"""
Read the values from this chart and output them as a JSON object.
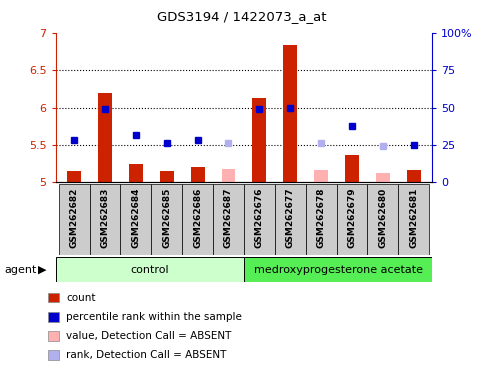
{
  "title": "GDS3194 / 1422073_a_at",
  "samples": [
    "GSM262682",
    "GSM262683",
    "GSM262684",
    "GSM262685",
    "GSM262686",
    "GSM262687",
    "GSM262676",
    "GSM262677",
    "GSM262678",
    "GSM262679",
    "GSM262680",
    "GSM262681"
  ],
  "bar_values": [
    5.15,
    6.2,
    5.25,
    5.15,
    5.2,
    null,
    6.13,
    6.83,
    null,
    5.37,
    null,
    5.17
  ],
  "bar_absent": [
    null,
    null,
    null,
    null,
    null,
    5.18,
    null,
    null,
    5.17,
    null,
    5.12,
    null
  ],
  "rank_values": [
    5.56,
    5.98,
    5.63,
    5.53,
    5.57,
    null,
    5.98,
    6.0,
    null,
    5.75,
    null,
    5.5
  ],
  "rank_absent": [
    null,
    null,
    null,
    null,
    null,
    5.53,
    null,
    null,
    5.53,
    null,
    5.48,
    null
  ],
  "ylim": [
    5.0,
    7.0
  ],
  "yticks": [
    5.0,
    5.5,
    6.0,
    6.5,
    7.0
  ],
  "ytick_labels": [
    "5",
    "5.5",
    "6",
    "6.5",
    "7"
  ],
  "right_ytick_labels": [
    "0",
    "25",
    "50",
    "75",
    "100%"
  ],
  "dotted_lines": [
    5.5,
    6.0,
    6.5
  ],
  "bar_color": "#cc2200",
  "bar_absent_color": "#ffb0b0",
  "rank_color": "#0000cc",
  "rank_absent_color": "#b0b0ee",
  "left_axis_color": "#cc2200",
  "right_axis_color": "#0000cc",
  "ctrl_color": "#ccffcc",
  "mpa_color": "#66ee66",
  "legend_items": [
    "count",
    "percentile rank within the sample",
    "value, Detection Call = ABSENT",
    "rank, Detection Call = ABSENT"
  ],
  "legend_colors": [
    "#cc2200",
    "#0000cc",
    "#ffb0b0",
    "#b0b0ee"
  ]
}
"""
■ **Your task**
Omit all pictures while transcribing the entries verbatim.

■ **Output of the exercise**
Read the values from this chart and output them as a JSON object.
{
  "title": "GDS3194 / 1422073_a_at",
  "samples": [
    "GSM262682",
    "GSM262683",
    "GSM262684",
    "GSM262685",
    "GSM262686",
    "GSM262687",
    "GSM262676",
    "GSM262677",
    "GSM262678",
    "GSM262679",
    "GSM262680",
    "GSM262681"
  ],
  "bar_values": [
    5.15,
    6.2,
    5.25,
    5.15,
    5.2,
    null,
    6.13,
    6.83,
    null,
    5.37,
    null,
    5.17
  ],
  "bar_absent": [
    null,
    null,
    null,
    null,
    null,
    5.18,
    null,
    null,
    5.17,
    null,
    5.12,
    null
  ],
  "rank_values": [
    5.56,
    5.98,
    5.63,
    5.53,
    5.57,
    null,
    5.98,
    6.0,
    null,
    5.75,
    null,
    5.5
  ],
  "rank_absent": [
    null,
    null,
    null,
    null,
    null,
    5.53,
    null,
    null,
    5.53,
    null,
    5.48,
    null
  ],
  "ylim": [
    5.0,
    7.0
  ],
  "yticks": [
    5.0,
    5.5,
    6.0,
    6.5,
    7.0
  ],
  "ytick_labels": [
    "5",
    "5.5",
    "6",
    "6.5",
    "7"
  ],
  "right_ytick_labels": [
    "0",
    "25",
    "50",
    "75",
    "100%"
  ],
  "dotted_lines": [
    5.5,
    6.0,
    6.5
  ],
  "bar_color": "#cc2200",
  "bar_absent_color": "#ffb0b0",
  "rank_color": "#0000cc",
  "rank_absent_color": "#b0b0ee",
  "left_axis_color": "#cc2200",
  "right_axis_color": "#0000cc",
  "ctrl_color": "#ccffcc",
  "mpa_color": "#66ee66",
  "legend_items": [
    "count",
    "percentile rank within the sample",
    "value, Detection Call = ABSENT",
    "rank, Detection Call = ABSENT"
  ],
  "legend_colors": [
    "#cc2200",
    "#0000cc",
    "#ffb0b0",
    "#b0b0ee"
  ]
}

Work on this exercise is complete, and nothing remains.